* [Task objective]:
Filter the records for lines holding the string "совершения".

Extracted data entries
- - -

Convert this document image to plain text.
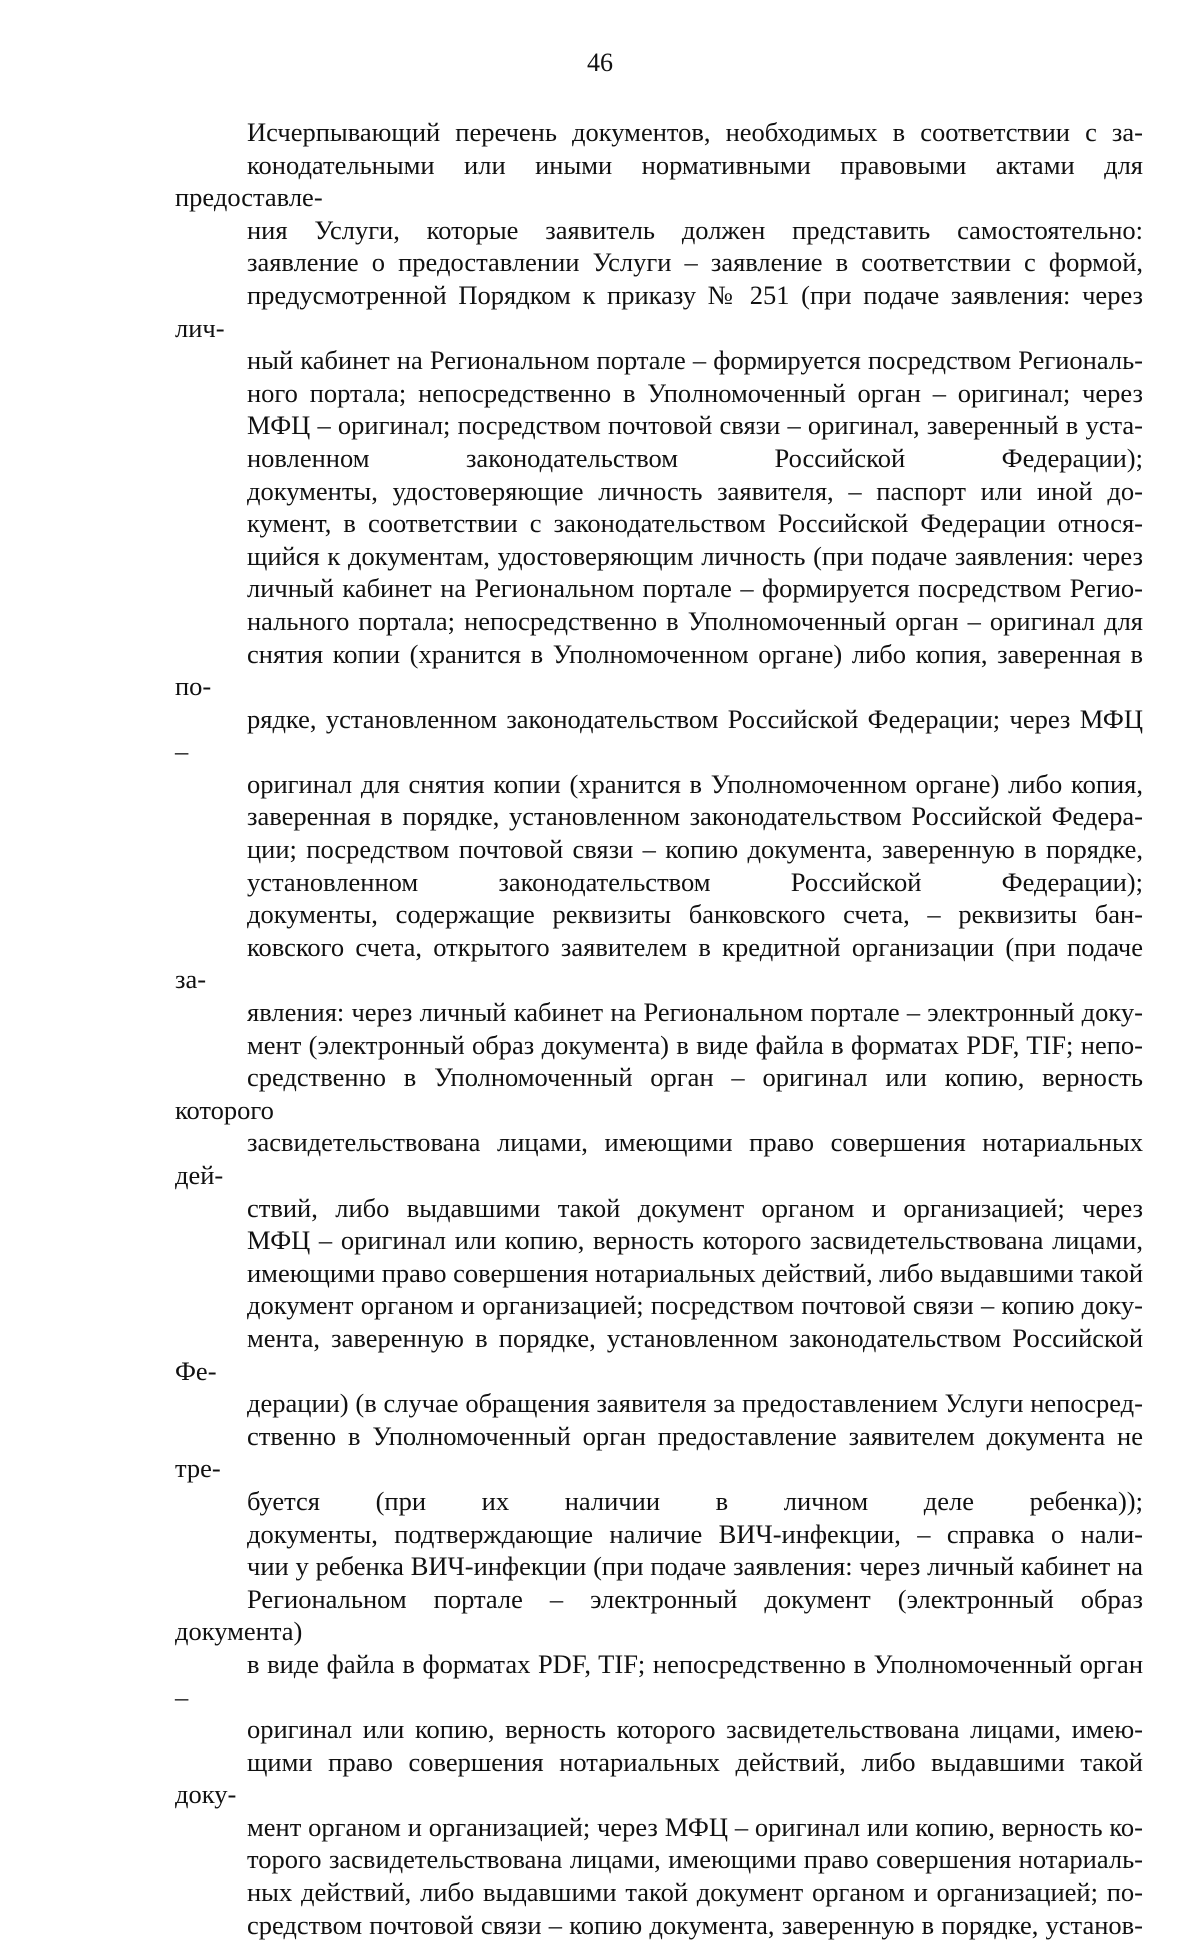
46

Исчерпывающий перечень документов, необходимых в соответствии с за-
конодательными или иными нормативными правовыми актами для предоставле-
ния Услуги, которые заявитель должен представить самостоятельно:

заявление о предоставлении Услуги – заявление в соответствии с формой,
предусмотренной Порядком к приказу № 251 (при подаче заявления: через лич-
ный кабинет на Региональном портале – формируется посредством Региональ-
ного портала; непосредственно в Уполномоченный орган – оригинал; через
МФЦ – оригинал; посредством почтовой связи – оригинал, заверенный в уста-
новленном законодательством Российской Федерации);

документы, удостоверяющие личность заявителя, – паспорт или иной до-
кумент, в соответствии с законодательством Российской Федерации относя-
щийся к документам, удостоверяющим личность (при подаче заявления: через
личный кабинет на Региональном портале – формируется посредством Регио-
нального портала; непосредственно в Уполномоченный орган – оригинал для
снятия копии (хранится в Уполномоченном органе) либо копия, заверенная в по-
рядке, установленном законодательством Российской Федерации; через МФЦ –
оригинал для снятия копии (хранится в Уполномоченном органе) либо копия,
заверенная в порядке, установленном законодательством Российской Федера-
ции; посредством почтовой связи – копию документа, заверенную в порядке,
установленном законодательством Российской Федерации);

документы, содержащие реквизиты банковского счета, – реквизиты бан-
ковского счета, открытого заявителем в кредитной организации (при подаче за-
явления: через личный кабинет на Региональном портале – электронный доку-
мент (электронный образ документа) в виде файла в форматах PDF, TIF; непо-
средственно в Уполномоченный орган – оригинал или копию, верность которого
засвидетельствована лицами, имеющими право совершения нотариальных дей-
ствий, либо выдавшими такой документ органом и организацией; через
МФЦ – оригинал или копию, верность которого засвидетельствована лицами,
имеющими право совершения нотариальных действий, либо выдавшими такой
документ органом и организацией; посредством почтовой связи – копию доку-
мента, заверенную в порядке, установленном законодательством Российской Фе-
дерации) (в случае обращения заявителя за предоставлением Услуги непосред-
ственно в Уполномоченный орган предоставление заявителем документа не тре-
буется (при их наличии в личном деле ребенка));

документы, подтверждающие наличие ВИЧ-инфекции, – справка о нали-
чии у ребенка ВИЧ-инфекции (при подаче заявления: через личный кабинет на
Региональном портале – электронный документ (электронный образ документа)
в виде файла в форматах PDF, TIF; непосредственно в Уполномоченный орган –
оригинал или копию, верность которого засвидетельствована лицами, имею-
щими право совершения нотариальных действий, либо выдавшими такой доку-
мент органом и организацией; через МФЦ – оригинал или копию, верность ко-
торого засвидетельствована лицами, имеющими право совершения нотариаль-
ных действий, либо выдавшими такой документ органом и организацией; по-
средством почтовой связи – копию документа, заверенную в порядке, установ-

- - -

* [Response]:
засвидетельствована лицами, имеющими право совершения нотариальных дей-
имеющими право совершения нотариальных действий, либо выдавшими такой
щими право совершения нотариальных действий, либо выдавшими такой доку-
торого засвидетельствована лицами, имеющими право совершения нотариаль-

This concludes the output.